-- Begin Stored records --

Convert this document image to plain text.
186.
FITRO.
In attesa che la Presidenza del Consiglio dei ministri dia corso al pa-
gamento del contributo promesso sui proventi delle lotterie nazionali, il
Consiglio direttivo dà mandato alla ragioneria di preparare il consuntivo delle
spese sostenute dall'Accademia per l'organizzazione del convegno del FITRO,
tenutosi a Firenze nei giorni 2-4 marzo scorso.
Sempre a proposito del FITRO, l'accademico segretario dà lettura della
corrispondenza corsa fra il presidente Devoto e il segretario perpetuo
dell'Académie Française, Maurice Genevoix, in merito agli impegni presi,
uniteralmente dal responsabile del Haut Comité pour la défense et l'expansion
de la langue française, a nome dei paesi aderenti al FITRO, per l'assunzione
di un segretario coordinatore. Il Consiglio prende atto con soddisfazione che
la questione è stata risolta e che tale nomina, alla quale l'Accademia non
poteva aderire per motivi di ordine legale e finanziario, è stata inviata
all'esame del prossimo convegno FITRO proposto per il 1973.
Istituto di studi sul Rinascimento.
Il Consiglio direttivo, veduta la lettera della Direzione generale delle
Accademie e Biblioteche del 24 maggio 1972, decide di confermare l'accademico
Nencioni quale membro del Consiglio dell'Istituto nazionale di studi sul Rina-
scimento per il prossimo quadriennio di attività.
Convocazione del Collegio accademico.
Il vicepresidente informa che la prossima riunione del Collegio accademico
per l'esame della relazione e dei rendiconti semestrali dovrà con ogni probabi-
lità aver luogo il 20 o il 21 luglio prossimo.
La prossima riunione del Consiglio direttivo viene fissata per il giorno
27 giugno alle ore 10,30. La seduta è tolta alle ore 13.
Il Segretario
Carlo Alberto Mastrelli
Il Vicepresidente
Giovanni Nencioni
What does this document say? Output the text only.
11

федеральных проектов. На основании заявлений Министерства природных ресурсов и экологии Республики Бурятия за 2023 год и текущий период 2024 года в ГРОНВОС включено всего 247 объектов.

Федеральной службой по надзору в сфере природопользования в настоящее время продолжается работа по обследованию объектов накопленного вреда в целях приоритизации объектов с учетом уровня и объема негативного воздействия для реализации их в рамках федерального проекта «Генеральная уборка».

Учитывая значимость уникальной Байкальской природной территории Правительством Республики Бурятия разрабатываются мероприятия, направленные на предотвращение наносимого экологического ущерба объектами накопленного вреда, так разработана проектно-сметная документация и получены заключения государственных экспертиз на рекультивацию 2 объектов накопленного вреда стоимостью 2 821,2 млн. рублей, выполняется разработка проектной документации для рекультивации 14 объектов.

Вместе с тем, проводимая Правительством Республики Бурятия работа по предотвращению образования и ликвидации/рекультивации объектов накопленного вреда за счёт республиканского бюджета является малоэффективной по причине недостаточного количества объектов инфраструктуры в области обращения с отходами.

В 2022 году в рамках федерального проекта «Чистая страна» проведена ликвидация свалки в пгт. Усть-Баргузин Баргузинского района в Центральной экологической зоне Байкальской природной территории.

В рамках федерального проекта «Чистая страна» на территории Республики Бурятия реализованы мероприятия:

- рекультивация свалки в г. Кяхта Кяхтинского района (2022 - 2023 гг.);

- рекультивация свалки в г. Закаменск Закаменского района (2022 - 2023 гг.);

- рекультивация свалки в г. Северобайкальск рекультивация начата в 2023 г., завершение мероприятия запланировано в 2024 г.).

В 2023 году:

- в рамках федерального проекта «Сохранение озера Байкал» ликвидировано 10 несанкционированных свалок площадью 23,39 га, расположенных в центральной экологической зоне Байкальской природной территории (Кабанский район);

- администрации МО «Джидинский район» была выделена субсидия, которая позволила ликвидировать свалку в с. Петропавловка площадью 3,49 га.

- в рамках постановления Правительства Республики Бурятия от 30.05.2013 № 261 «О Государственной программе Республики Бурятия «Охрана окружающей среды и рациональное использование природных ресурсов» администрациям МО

-- End Stored records --

Problem description: Set down every line of the listing above again, exactly as given.

Result of the exercise:
Convert this document image to plain text.
186.
FITRO.
In attesa che la Presidenza del Consiglio dei ministri dia corso al pa-
gamento del contributo promesso sui proventi delle lotterie nazionali, il
Consiglio direttivo dà mandato alla ragioneria di preparare il consuntivo delle
spese sostenute dall'Accademia per l'organizzazione del convegno del FITRO,
tenutosi a Firenze nei giorni 2-4 marzo scorso.
Sempre a proposito del FITRO, l'accademico segretario dà lettura della
corrispondenza corsa fra il presidente Devoto e il segretario perpetuo
dell'Académie Française, Maurice Genevoix, in merito agli impegni presi,
uniteralmente dal responsabile del Haut Comité pour la défense et l'expansion
de la langue française, a nome dei paesi aderenti al FITRO, per l'assunzione
di un segretario coordinatore. Il Consiglio prende atto con soddisfazione che
la questione è stata risolta e che tale nomina, alla quale l'Accademia non
poteva aderire per motivi di ordine legale e finanziario, è stata inviata
all'esame del prossimo convegno FITRO proposto per il 1973.
Istituto di studi sul Rinascimento.
Il Consiglio direttivo, veduta la lettera della Direzione generale delle
Accademie e Biblioteche del 24 maggio 1972, decide di confermare l'accademico
Nencioni quale membro del Consiglio dell'Istituto nazionale di studi sul Rina-
scimento per il prossimo quadriennio di attività.
Convocazione del Collegio accademico.
Il vicepresidente informa che la prossima riunione del Collegio accademico
per l'esame della relazione e dei rendiconti semestrali dovrà con ogni probabi-
lità aver luogo il 20 o il 21 luglio prossimo.
La prossima riunione del Consiglio direttivo viene fissata per il giorno
27 giugno alle ore 10,30. La seduta è tolta alle ore 13.
Il Segretario
Carlo Alberto Mastrelli
Il Vicepresidente
Giovanni Nencioni
What does this document say? Output the text only.
11

федеральных проектов. На основании заявлений Министерства природных ресурсов и экологии Республики Бурятия за 2023 год и текущий период 2024 года в ГРОНВОС включено всего 247 объектов.

Федеральной службой по надзору в сфере природопользования в настоящее время продолжается работа по обследованию объектов накопленного вреда в целях приоритизации объектов с учетом уровня и объема негативного воздействия для реализации их в рамках федерального проекта «Генеральная уборка».

Учитывая значимость уникальной Байкальской природной территории Правительством Республики Бурятия разрабатываются мероприятия, направленные на предотвращение наносимого экологического ущерба объектами накопленного вреда, так разработана проектно-сметная документация и получены заключения государственных экспертиз на рекультивацию 2 объектов накопленного вреда стоимостью 2 821,2 млн. рублей, выполняется разработка проектной документации для рекультивации 14 объектов.

Вместе с тем, проводимая Правительством Республики Бурятия работа по предотвращению образования и ликвидации/рекультивации объектов накопленного вреда за счёт республиканского бюджета является малоэффективной по причине недостаточного количества объектов инфраструктуры в области обращения с отходами.

В 2022 году в рамках федерального проекта «Чистая страна» проведена ликвидация свалки в пгт. Усть-Баргузин Баргузинского района в Центральной экологической зоне Байкальской природной территории.

В рамках федерального проекта «Чистая страна» на территории Республики Бурятия реализованы мероприятия:

- рекультивация свалки в г. Кяхта Кяхтинского района (2022 - 2023 гг.);

- рекультивация свалки в г. Закаменск Закаменского района (2022 - 2023 гг.);

- рекультивация свалки в г. Северобайкальск рекультивация начата в 2023 г., завершение мероприятия запланировано в 2024 г.).

В 2023 году:

- в рамках федерального проекта «Сохранение озера Байкал» ликвидировано 10 несанкционированных свалок площадью 23,39 га, расположенных в центральной экологической зоне Байкальской природной территории (Кабанский район);

- администрации МО «Джидинский район» была выделена субсидия, которая позволила ликвидировать свалку в с. Петропавловка площадью 3,49 га.

- в рамках постановления Правительства Республики Бурятия от 30.05.2013 № 261 «О Государственной программе Республики Бурятия «Охрана окружающей среды и рациональное использование природных ресурсов» администрациям МО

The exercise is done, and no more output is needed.